Source material:
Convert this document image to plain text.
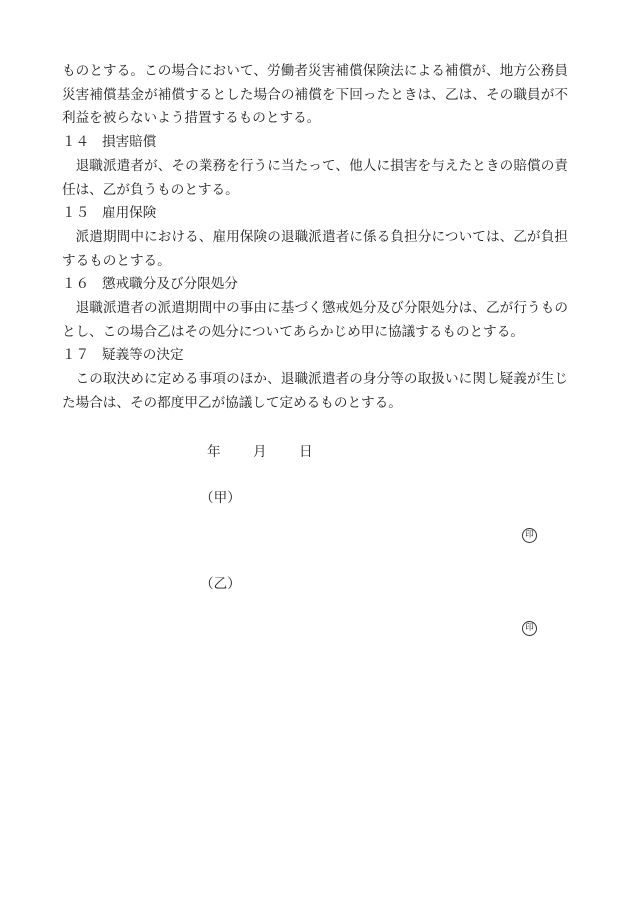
ものとする。この場合において、労働者災害補償保険法による補償が、地方公務員災害補償基金が補償するとした場合の補償を下回ったときは、乙は、その職員が不利益を被らないよう措置するものとする。

１４ 損害賠償

退職派遣者が、その業務を行うに当たって、他人に損害を与えたときの賠償の責任は、乙が負うものとする。

１５ 雇用保険

派遣期間中における、雇用保険の退職派遣者に係る負担分については、乙が負担するものとする。

１６ 懲戒職分及び分限処分

退職派遣者の派遣期間中の事由に基づく懲戒処分及び分限処分は、乙が行うものとし、この場合乙はその処分についてあらかじめ甲に協議するものとする。

１７ 疑義等の決定

この取決めに定める事項のほか、退職派遣者の身分等の取扱いに関し疑義が生じた場合は、その都度甲乙が協議して定めるものとする。

年 月 日
（甲）
印
（乙）
印
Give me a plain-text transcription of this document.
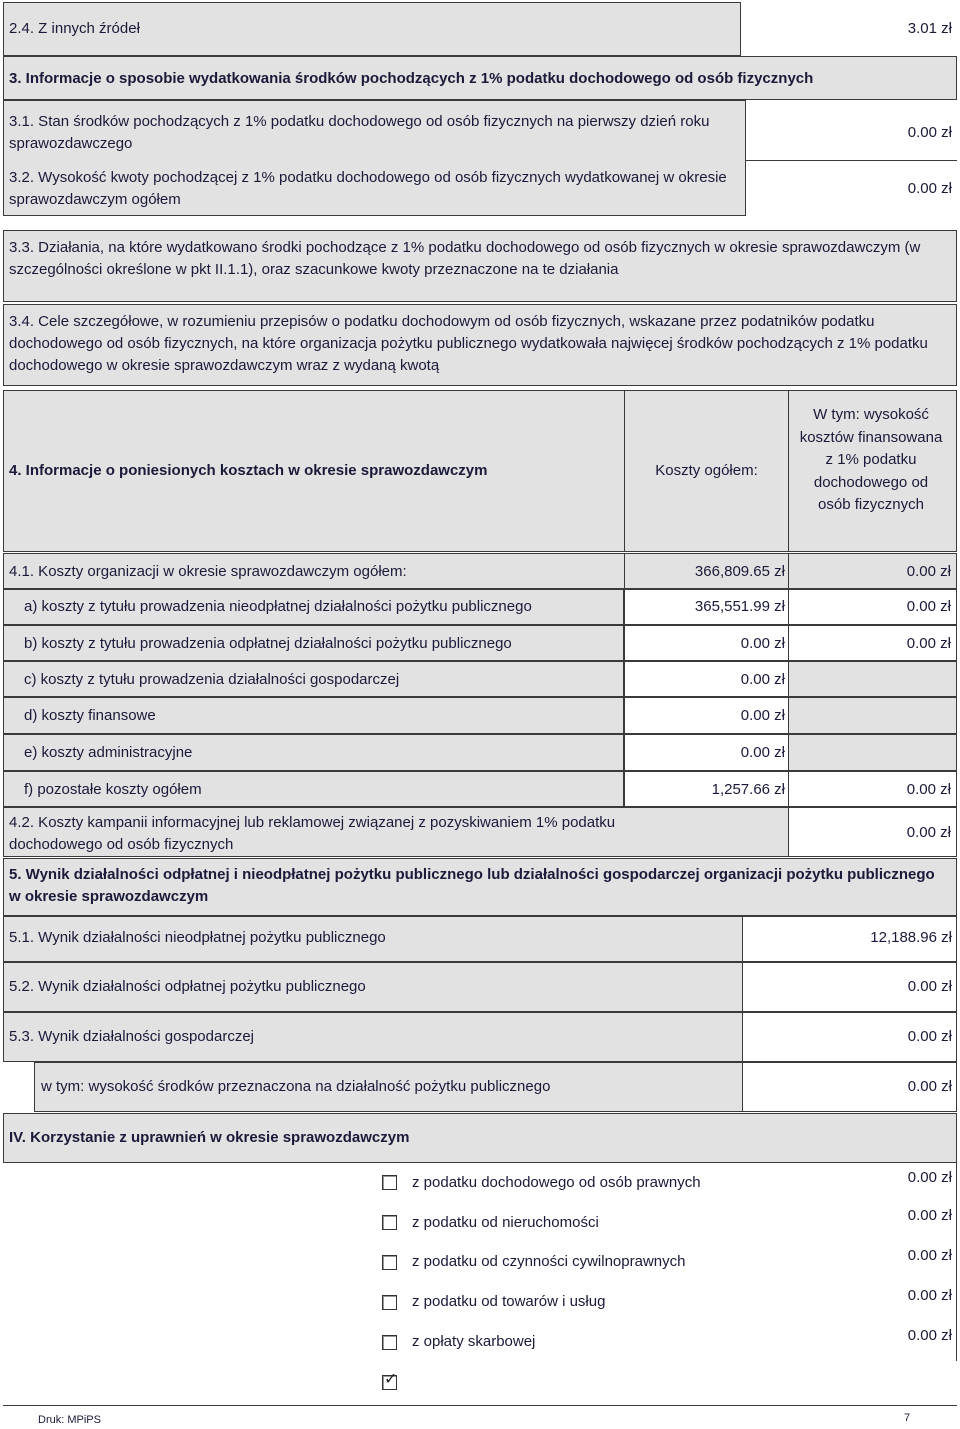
2.4. Z innych źródeł	3.01 zł
3. Informacje o sposobie wydatkowania środków pochodzących z 1% podatku dochodowego od osób fizycznych
3.1. Stan środków pochodzących z 1% podatku dochodowego od osób fizycznych na pierwszy dzień roku sprawozdawczego
0.00 zł
3.2. Wysokość kwoty pochodzącej z 1% podatku dochodowego od osób fizycznych wydatkowanej w okresie sprawozdawczym ogółem
0.00 zł
3.3. Działania, na które wydatkowano środki pochodzące z 1% podatku dochodowego od osób fizycznych w okresie sprawozdawczym (w szczególności określone w pkt II.1.1), oraz szacunkowe kwoty przeznaczone na te działania
3.4. Cele szczegółowe, w rozumieniu przepisów o podatku dochodowym od osób fizycznych, wskazane przez podatników podatku dochodowego od osób fizycznych, na które organizacja pożytku publicznego wydatkowała najwięcej środków pochodzących z 1% podatku dochodowego w okresie sprawozdawczym wraz z wydaną kwotą
4. Informacje o poniesionych kosztach w okresie sprawozdawczym	Koszty ogółem:
W tym: wysokość kosztów finansowana z 1% podatku dochodowego od osób fizycznych
4.1. Koszty organizacji w okresie sprawozdawczym ogółem:	366,809.65 zł	0.00 zł
a) koszty z tytułu prowadzenia nieodpłatnej działalności pożytku publicznego	365,551.99 zł	0.00 zł
b) koszty z tytułu prowadzenia odpłatnej działalności pożytku publicznego	0.00 zł	0.00 zł
c) koszty z tytułu prowadzenia działalności gospodarczej	0.00 zł
d) koszty finansowe	0.00 zł
e) koszty administracyjne	0.00 zł
f) pozostałe koszty ogółem	1,257.66 zł	0.00 zł
4.2. Koszty kampanii informacyjnej lub reklamowej związanej z pozyskiwaniem 1% podatku dochodowego od osób fizycznych
0.00 zł
5. Wynik działalności odpłatnej i nieodpłatnej pożytku publicznego lub działalności gospodarczej organizacji pożytku publicznego w okresie sprawozdawczym
5.1. Wynik działalności nieodpłatnej pożytku publicznego	12,188.96 zł
5.2. Wynik działalności odpłatnej pożytku publicznego	0.00 zł
5.3. Wynik działalności gospodarczej	0.00 zł
w tym: wysokość środków przeznaczona na działalność pożytku publicznego	0.00 zł
IV. Korzystanie z uprawnień w okresie sprawozdawczym
z podatku dochodowego od osób prawnych	0.00 zł
z podatku od nieruchomości	0.00 zł
z podatku od czynności cywilnoprawnych	0.00 zł
z podatku od towarów i usług	0.00 zł
z opłaty skarbowej	0.00 zł
✓
Druk: MPiPS	7
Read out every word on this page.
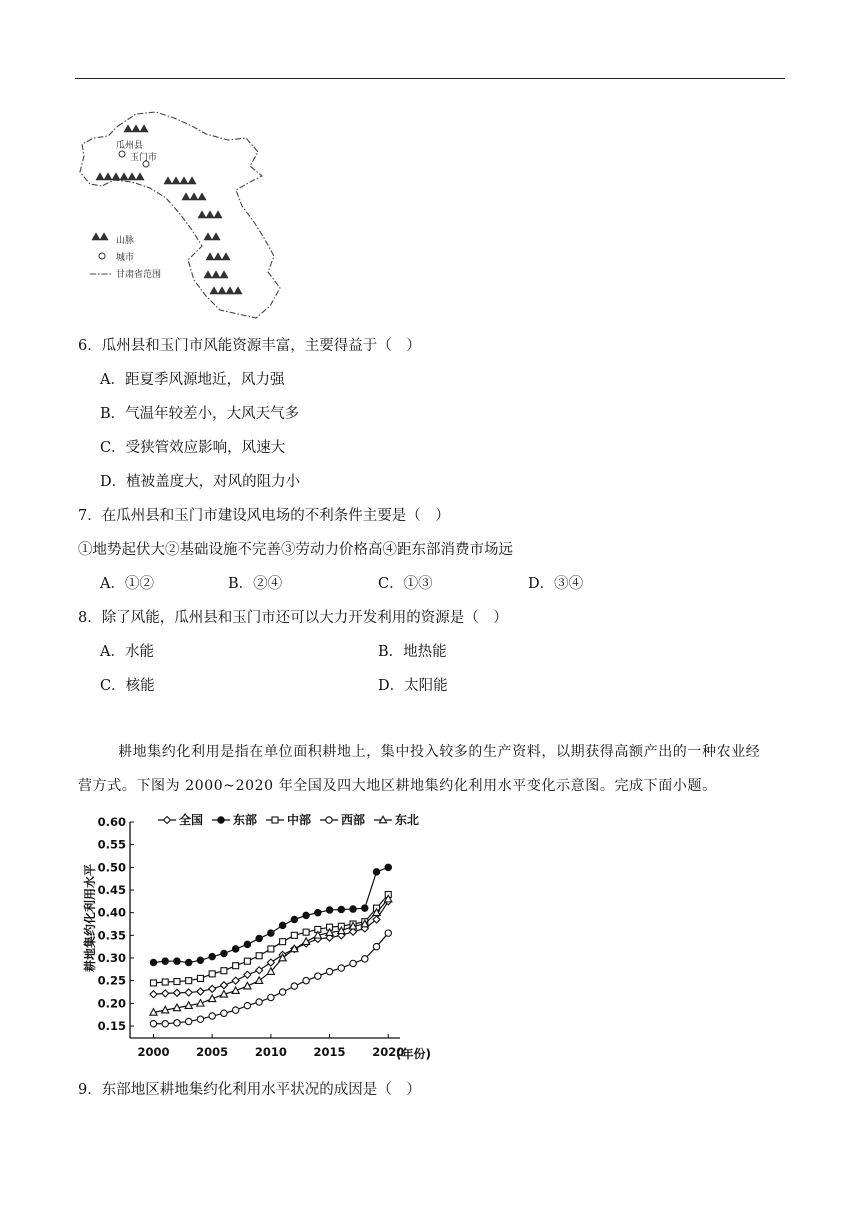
瓜州县
玉门市
山脉
城市
甘肃省范围
6．瓜州县和玉门市风能资源丰富，主要得益于（　）
A．距夏季风源地近，风力强
B．气温年较差小，大风天气多
C．受狭管效应影响，风速大
D．植被盖度大，对风的阻力小
7．在瓜州县和玉门市建设风电场的不利条件主要是（　）
①地势起伏大②基础设施不完善③劳动力价格高④距东部消费市场远
A．①②	B．②④	C．①③	D．③④
8．除了风能，瓜州县和玉门市还可以大力开发利用的资源是（　）
A．水能	B．地热能
C．核能	D．太阳能
耕地集约化利用是指在单位面积耕地上，集中投入较多的生产资料，以期获得高额产出的一种农业经
营方式。下图为 2000~2020 年全国及四大地区耕地集约化利用水平变化示意图。完成下面小题。
0.60
0.55
0.50
0.45
0.40
0.35
0.30
0.25
0.20
0.15
2000 2005 2010 2015 2020
全国 东部 中部 西部 东北
耕地集约化利用水平
(年份)
9．东部地区耕地集约化利用水平状况的成因是（　）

What to do: Only the lines from the one containing "Read out every word on this page." through the end of the listing are to be quoted, exactly and with both ends included; pictures are left out.

Response for this exercise:
Read out every word on this page.
瓜州县
玉门市
山脉
城市
甘肃省范围
6．瓜州县和玉门市风能资源丰富，主要得益于（　）
A．距夏季风源地近，风力强
B．气温年较差小，大风天气多
C．受狭管效应影响，风速大
D．植被盖度大，对风的阻力小
7．在瓜州县和玉门市建设风电场的不利条件主要是（　）
①地势起伏大②基础设施不完善③劳动力价格高④距东部消费市场远
A．①②	B．②④	C．①③	D．③④
8．除了风能，瓜州县和玉门市还可以大力开发利用的资源是（　）
A．水能	B．地热能
C．核能	D．太阳能
耕地集约化利用是指在单位面积耕地上，集中投入较多的生产资料，以期获得高额产出的一种农业经
营方式。下图为 2000~2020 年全国及四大地区耕地集约化利用水平变化示意图。完成下面小题。
0.60
0.55
0.50
0.45
0.40
0.35
0.30
0.25
0.20
0.15
2000 2005 2010 2015 2020
全国 东部 中部 西部 东北
耕地集约化利用水平
(年份)
9．东部地区耕地集约化利用水平状况的成因是（　）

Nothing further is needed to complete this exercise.